= Problem statement =
Count the lines below that contain the word "product" and give only that number.
BEGIN
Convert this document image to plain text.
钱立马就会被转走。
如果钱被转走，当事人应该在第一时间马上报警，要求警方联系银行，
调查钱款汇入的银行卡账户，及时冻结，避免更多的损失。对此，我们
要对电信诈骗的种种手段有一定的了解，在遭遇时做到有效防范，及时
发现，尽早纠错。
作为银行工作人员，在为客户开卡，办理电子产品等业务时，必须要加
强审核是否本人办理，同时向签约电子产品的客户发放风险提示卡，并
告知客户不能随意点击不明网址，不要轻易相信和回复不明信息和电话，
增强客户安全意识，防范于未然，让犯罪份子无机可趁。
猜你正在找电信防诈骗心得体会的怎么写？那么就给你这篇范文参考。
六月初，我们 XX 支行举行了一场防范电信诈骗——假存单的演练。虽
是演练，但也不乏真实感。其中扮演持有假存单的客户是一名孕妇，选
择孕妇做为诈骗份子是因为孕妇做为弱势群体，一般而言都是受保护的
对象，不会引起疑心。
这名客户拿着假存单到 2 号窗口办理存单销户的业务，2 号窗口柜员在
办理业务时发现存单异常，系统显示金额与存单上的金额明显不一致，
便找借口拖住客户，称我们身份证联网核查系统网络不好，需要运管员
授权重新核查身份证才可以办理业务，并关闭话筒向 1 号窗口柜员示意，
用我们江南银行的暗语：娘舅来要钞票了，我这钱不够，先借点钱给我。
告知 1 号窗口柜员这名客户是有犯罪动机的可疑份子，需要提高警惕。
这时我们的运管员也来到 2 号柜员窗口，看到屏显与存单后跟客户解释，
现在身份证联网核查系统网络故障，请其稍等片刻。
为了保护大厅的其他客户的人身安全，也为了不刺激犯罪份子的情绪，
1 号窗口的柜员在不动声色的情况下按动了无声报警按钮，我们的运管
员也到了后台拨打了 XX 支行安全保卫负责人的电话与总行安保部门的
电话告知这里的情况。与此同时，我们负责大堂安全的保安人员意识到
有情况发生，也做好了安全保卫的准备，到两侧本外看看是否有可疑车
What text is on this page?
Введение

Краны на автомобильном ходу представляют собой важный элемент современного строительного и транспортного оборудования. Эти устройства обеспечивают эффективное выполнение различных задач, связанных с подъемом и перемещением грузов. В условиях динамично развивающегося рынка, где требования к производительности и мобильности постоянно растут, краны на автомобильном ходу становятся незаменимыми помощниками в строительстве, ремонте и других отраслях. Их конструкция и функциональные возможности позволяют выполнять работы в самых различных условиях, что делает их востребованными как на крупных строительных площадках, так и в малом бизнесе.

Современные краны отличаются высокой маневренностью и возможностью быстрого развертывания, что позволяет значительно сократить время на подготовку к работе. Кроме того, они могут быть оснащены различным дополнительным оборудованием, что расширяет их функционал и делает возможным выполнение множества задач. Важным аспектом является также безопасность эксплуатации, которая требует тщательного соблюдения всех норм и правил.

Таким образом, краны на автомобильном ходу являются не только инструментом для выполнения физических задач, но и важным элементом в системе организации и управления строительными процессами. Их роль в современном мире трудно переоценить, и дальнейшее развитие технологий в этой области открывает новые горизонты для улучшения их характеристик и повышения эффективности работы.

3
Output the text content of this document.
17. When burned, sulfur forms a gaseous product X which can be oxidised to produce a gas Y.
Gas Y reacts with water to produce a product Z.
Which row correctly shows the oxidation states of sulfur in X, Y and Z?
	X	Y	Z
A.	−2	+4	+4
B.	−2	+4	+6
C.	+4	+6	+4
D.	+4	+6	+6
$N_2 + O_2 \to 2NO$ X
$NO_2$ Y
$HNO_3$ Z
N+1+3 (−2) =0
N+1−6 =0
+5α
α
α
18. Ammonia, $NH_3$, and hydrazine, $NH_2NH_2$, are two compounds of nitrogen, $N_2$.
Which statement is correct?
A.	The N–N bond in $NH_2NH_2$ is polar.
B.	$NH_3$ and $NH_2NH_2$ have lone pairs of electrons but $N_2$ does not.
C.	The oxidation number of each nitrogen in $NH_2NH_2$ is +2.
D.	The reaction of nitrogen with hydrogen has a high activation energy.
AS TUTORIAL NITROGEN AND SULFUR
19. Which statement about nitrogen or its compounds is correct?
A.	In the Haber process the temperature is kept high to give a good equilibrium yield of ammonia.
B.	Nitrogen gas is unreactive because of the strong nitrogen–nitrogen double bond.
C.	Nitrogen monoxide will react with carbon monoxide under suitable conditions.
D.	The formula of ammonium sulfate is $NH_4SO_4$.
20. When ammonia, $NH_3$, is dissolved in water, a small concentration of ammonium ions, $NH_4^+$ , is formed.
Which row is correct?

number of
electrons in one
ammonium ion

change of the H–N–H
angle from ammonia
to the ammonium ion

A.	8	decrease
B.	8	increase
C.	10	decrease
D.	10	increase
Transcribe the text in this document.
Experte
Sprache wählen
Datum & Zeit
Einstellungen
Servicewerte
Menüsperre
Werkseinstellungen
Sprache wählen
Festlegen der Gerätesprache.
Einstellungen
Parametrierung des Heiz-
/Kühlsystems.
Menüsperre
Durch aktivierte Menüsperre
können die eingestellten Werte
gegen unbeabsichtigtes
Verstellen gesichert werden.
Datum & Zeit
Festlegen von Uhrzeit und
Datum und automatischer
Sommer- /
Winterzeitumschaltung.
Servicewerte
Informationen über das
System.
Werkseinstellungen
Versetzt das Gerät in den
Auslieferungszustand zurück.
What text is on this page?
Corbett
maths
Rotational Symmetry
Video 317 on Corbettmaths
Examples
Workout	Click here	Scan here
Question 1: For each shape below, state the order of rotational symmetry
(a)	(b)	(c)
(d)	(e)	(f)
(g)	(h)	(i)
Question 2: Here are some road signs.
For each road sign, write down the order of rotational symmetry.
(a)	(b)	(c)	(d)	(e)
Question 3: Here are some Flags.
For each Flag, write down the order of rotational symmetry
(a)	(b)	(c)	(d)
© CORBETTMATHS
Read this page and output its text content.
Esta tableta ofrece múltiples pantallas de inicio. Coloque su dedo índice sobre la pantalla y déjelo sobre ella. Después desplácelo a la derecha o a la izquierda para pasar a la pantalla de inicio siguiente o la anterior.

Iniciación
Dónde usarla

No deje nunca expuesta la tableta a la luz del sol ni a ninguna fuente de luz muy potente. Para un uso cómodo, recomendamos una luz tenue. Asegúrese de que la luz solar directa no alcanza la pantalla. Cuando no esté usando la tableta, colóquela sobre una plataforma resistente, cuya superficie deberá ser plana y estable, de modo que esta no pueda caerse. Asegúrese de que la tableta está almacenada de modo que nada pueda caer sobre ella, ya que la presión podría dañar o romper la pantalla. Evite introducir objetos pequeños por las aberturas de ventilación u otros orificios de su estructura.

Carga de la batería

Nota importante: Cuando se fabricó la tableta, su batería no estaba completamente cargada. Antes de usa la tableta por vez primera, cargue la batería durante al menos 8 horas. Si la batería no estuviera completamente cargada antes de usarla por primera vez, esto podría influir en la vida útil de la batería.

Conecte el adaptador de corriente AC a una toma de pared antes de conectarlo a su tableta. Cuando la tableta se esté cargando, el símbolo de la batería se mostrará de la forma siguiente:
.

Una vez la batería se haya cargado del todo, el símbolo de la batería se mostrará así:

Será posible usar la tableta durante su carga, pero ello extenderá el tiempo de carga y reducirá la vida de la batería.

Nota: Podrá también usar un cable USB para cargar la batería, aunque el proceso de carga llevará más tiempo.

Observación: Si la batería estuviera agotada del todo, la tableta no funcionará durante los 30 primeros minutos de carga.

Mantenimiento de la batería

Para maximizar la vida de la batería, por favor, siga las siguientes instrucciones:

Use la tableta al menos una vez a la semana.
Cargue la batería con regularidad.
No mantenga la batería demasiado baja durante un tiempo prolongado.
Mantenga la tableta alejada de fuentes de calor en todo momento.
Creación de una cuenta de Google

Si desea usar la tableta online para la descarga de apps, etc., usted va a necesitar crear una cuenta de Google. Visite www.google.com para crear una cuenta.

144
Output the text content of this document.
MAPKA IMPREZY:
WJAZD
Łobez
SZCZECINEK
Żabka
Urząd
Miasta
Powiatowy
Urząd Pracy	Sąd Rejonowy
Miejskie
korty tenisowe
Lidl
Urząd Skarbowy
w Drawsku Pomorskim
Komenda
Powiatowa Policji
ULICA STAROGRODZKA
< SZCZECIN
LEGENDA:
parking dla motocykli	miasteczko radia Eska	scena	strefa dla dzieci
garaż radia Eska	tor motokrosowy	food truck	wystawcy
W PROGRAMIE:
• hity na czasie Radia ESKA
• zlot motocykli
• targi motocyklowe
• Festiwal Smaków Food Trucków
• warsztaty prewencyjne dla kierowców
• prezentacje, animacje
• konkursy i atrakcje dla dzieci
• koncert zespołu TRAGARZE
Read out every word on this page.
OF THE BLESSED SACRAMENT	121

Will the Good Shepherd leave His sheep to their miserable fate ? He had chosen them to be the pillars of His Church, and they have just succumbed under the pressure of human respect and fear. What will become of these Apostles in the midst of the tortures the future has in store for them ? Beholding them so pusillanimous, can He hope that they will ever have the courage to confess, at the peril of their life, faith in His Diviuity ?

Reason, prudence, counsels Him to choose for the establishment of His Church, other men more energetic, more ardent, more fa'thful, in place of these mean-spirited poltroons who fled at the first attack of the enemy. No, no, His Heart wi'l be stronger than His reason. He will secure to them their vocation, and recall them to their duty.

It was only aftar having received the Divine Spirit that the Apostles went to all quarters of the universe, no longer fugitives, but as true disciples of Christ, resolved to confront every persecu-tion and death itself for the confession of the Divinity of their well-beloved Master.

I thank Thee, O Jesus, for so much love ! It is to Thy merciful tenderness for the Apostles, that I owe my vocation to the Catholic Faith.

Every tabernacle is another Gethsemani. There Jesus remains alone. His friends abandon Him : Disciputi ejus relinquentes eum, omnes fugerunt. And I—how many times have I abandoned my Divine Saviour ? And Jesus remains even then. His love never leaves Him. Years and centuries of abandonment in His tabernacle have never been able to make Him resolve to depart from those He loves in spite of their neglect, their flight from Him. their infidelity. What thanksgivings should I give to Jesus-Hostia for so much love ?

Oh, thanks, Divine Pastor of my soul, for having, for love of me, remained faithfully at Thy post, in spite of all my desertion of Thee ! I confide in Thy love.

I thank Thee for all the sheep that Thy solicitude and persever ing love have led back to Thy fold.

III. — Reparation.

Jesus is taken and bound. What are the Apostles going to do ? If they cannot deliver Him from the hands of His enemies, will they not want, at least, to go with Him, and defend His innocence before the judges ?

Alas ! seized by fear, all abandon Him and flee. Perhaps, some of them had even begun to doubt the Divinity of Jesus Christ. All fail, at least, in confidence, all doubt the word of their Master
END
= Result for this exercise =
2